#### SELECTION
::::::::

There was a time in early training when I was terrified 's...less' whenever the Instructor threw in the good old PFL or 'Practice Forced landing' exercise. ie engine at idle and 'prove to me that you can put it down and walk away from a small....ish field'.
One day I woke up and said 'Im gonna lick this PFL thing' and set about mastering the dead stick landing on our training aircraft an ubiquitious Cessna 172. I soon learnt that Practice, Practice and more Practice produced a confident and capable pilot who can handle a dead stick landing. I learnt how to carry out consistently good dead stick landings, from which I could walk away if I had to do it for real 'some day'.
Capt Lim and I used to engage in friendly 'spot landing' exercises at the Club where we Instructed to great hilarity.

That 'some day' of the real thing has occured to me twice in my flying career over thirty years
( thankfully not on Airliners )and Im still here to talk about it. Yeah !
All pilots who have some curiousity, try to beg ther simulator Instructor to practice an 'all engine flame out.... unable to restart' exercise to test their mojos at an engine out landing on a runway. Thankfully, this can be done safely in a simulator which is like 99% of the real thing.
I have tried it on Boeing 747-400 at 250 tons landing weight and Im here to tell you that it can be done........I placed the aircraft in an initial glide at 260 knots, which produced a glide while descending at about 2000 feet per minute. We started the exercise at 10,000 feet and I carefully maneuvred and positioned myself (mojos working overtime) close to the selected airport, gingerly rolling into the finals leg on a 5 degree glide path at about four miles and lowered the flaps in stages and when I was absolutely certain of 'making it', dropped the landing gear, which took sometime and plonked it down 1500 feet from the start of the runway to stop 6000 feet later........and NO, I didnt tell the passengers !

::::::::

#### INFORMATION GIVEN
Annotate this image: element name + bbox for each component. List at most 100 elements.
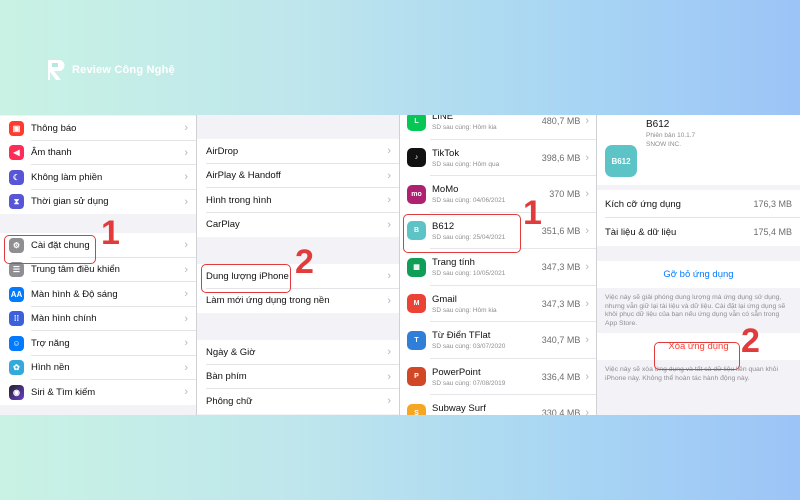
- settings-item-label: Thời gian sử dụng: [31, 196, 109, 208]
- data-size-row: Tài liệu & dữ liệu 175,4 MB: [597, 218, 800, 246]
- app-row-name: TikTok: [432, 147, 460, 159]
- settings-group-1: ▣ Thông báo › ◀ Âm thanh › ☾ Không làm p…: [0, 116, 196, 214]
- chevron-right-icon: ›: [585, 224, 589, 237]
- step-number: 1: [523, 194, 542, 232]
- b612-app-icon: B612: [605, 145, 637, 177]
- offload-app-button[interactable]: Gỡ bỏ ứng dụng: [597, 261, 800, 288]
- settings-item-notifications[interactable]: ▣ Thông báo ›: [0, 116, 196, 141]
- app-row[interactable]: ♪ TikTok SD sau cùng: Hôm qua 398,6 MB ›: [400, 140, 596, 177]
- app-size-row: Kích cỡ ứng dụng 176,3 MB: [597, 190, 800, 218]
- settings-panel: ▣ Thông báo › ◀ Âm thanh › ☾ Không làm p…: [0, 115, 197, 415]
- accessibility-icon: ☺: [9, 335, 24, 351]
- settings-item-label: Thông báo: [31, 122, 77, 134]
- sheets-app-icon: ▦: [407, 257, 426, 277]
- settings-item-screen-time[interactable]: ⧗ Thời gian sử dụng ›: [0, 190, 196, 215]
- chevron-right-icon: ›: [184, 195, 188, 208]
- app-version: Phiên bản 10.1.7: [646, 132, 696, 139]
- offload-note: Việc này sẽ giải phóng dung lượng mà ứng…: [605, 294, 786, 327]
- settings-item-accessibility[interactable]: ☺ Trợ năng ›: [0, 331, 196, 356]
- line-app-icon: L: [407, 115, 426, 131]
- app-name: B612: [646, 119, 670, 130]
- app-row-name: LINE: [432, 115, 454, 123]
- display-icon: AA: [9, 286, 24, 302]
- settings-item-label: Màn hình & Độ sáng: [31, 288, 118, 300]
- chevron-right-icon: ›: [387, 346, 391, 359]
- settings-item-label: Màn hình chính: [31, 313, 97, 325]
- app-header: B612 B612 Phiên bản 10.1.7 SNOW INC.: [597, 115, 800, 185]
- app-detail-panel: B612 B612 Phiên bản 10.1.7 SNOW INC. Kíc…: [597, 115, 800, 415]
- general-item-fonts[interactable]: Phông chữ ›: [197, 389, 399, 414]
- app-list: L LINE SD sau cùng: Hôm kia 480,7 MB › ♪ TikTo…: [400, 115, 596, 415]
- general-item-label: AirDrop: [206, 145, 239, 157]
- highlight-box: [4, 235, 96, 264]
- app-row[interactable]: M Gmail SD sau cùng: Hôm kia 347,3 MB ›: [400, 286, 596, 323]
- chevron-right-icon: ›: [387, 270, 391, 283]
- step-number: 2: [741, 322, 760, 360]
- chevron-right-icon: ›: [387, 370, 391, 383]
- app-row-size: 347,3 MB: [541, 298, 581, 309]
- app-row-name: Gmail: [432, 293, 457, 305]
- wallpaper-icon: ✿: [9, 360, 24, 376]
- general-item-label: Làm mới ứng dụng trong nền: [206, 295, 330, 307]
- general-item-label: CarPlay: [206, 219, 240, 231]
- chevron-right-icon: ›: [387, 145, 391, 158]
- app-row-size: 340,7 MB: [541, 335, 581, 346]
- chevron-right-icon: ›: [387, 218, 391, 231]
- brand-name: Review Công Nghệ: [72, 64, 175, 76]
- app-row[interactable]: mo MoMo SD sau cùng: 04/06/2021 370 MB ›: [400, 176, 596, 213]
- step-number: 1: [101, 214, 120, 252]
- highlight-box: [403, 214, 521, 253]
- app-row-last-used: SD sau cùng: 10/05/2021: [432, 270, 506, 278]
- app-row-name: Subway Surf: [432, 403, 486, 415]
- chevron-right-icon: ›: [585, 334, 589, 347]
- app-row[interactable]: ▦ Trang tính SD sau cùng: 10/05/2021 347,3 …: [400, 249, 596, 286]
- settings-item-siri[interactable]: ◉ Siri & Tìm kiếm ›: [0, 380, 196, 405]
- tiktok-app-icon: ♪: [407, 148, 426, 168]
- settings-item-label: Trung tâm điều khiển: [31, 264, 120, 276]
- general-group-1: AirDrop › AirPlay & Handoff › Hình trong…: [197, 139, 399, 237]
- chevron-right-icon: ›: [585, 297, 589, 310]
- powerpoint-app-icon: P: [407, 367, 426, 387]
- app-row[interactable]: SSubway SurfSD sau cùng: 17/05/2021330,4…: [400, 395, 596, 415]
- chevron-right-icon: ›: [184, 146, 188, 159]
- settings-item-sounds[interactable]: ◀ Âm thanh ›: [0, 141, 196, 166]
- chevron-right-icon: ›: [184, 263, 188, 276]
- app-row-size: 351,6 MB: [541, 225, 581, 236]
- general-item-pip[interactable]: Hình trong hình ›: [197, 188, 399, 213]
- chevron-right-icon: ›: [585, 188, 589, 201]
- settings-item-display[interactable]: AA Màn hình & Độ sáng ›: [0, 282, 196, 307]
- general-item-label: Ngày & Giờ: [206, 346, 256, 358]
- app-row-name: Trang tính: [432, 257, 475, 269]
- notification-icon: ▣: [9, 120, 24, 136]
- app-row[interactable]: T Từ Điển TFlat SD sau cùng: 03/07/2020 340…: [400, 322, 596, 359]
- chevron-right-icon: ›: [184, 312, 188, 325]
- step-number: 2: [295, 243, 314, 281]
- control-center-icon: ☰: [9, 262, 24, 278]
- highlight-box: [654, 342, 740, 370]
- app-row-size: 370 MB: [549, 189, 581, 200]
- app-row[interactable]: L LINE SD sau cùng: Hôm kia 480,7 MB ›: [400, 115, 596, 140]
- chevron-right-icon: ›: [387, 194, 391, 207]
- storage-panel: L LINE SD sau cùng: Hôm kia 480,7 MB › ♪ TikTo…: [400, 115, 597, 415]
- settings-item-wallpaper[interactable]: ✿ Hình nền ›: [0, 356, 196, 381]
- chevron-right-icon: ›: [184, 122, 188, 135]
- gmail-app-icon: M: [407, 294, 426, 314]
- data-size-label: Tài liệu & dữ liệu: [605, 226, 677, 238]
- app-row-last-used: SD sau cùng: 07/08/2019: [432, 379, 506, 387]
- app-row-size: 330,4 MB: [541, 408, 581, 415]
- app-row-last-used: SD sau cùng: Hôm kia: [432, 306, 497, 314]
- chevron-right-icon: ›: [585, 407, 589, 415]
- chevron-right-icon: ›: [184, 171, 188, 184]
- settings-item-label: Siri & Tìm kiếm: [31, 386, 96, 398]
- app-row-last-used: SD sau cùng: 03/07/2020: [432, 343, 506, 351]
- general-item-airplay[interactable]: AirPlay & Handoff ›: [197, 164, 399, 189]
- general-item-keyboard[interactable]: Bàn phím ›: [197, 365, 399, 390]
- general-item-airdrop[interactable]: AirDrop ›: [197, 139, 399, 164]
- settings-item-home-screen[interactable]: ⁞⁞ Màn hình chính ›: [0, 307, 196, 332]
- app-row[interactable]: P PowerPoint SD sau cùng: 07/08/2019 336,4 …: [400, 359, 596, 396]
- settings-item-dnd[interactable]: ☾ Không làm phiền ›: [0, 165, 196, 190]
- general-group-3: Ngày & Giờ › Bàn phím › Phông chữ ›: [197, 340, 399, 414]
- general-item-date-time[interactable]: Ngày & Giờ ›: [197, 340, 399, 365]
- settings-item-label: Âm thanh: [31, 147, 72, 159]
- general-item-carplay[interactable]: CarPlay ›: [197, 213, 399, 238]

::::::::

#### PROBLEM REQUIREMENTS
Print the stretch of the forced-landing account above from "I have tried" through "the passengers !" word for word.

#### RESULT
I have tried it on Boeing 747-400 at 250 tons landing weight and Im here to tell you that it can be done........I placed the aircraft in an initial glide at 260 knots, which produced a glide while descending at about 2000 feet per minute. We started the exercise at 10,000 feet and I carefully maneuvred and positioned myself (mojos working overtime) close to the selected airport, gingerly rolling into the finals leg on a 5 degree glide path at about four miles and lowered the flaps in stages and when I was absolutely certain of 'making it', dropped the landing gear, which took sometime and plonked it down 1500 feet from the start of the runway to stop 6000 feet later........and NO, I didnt tell the passengers !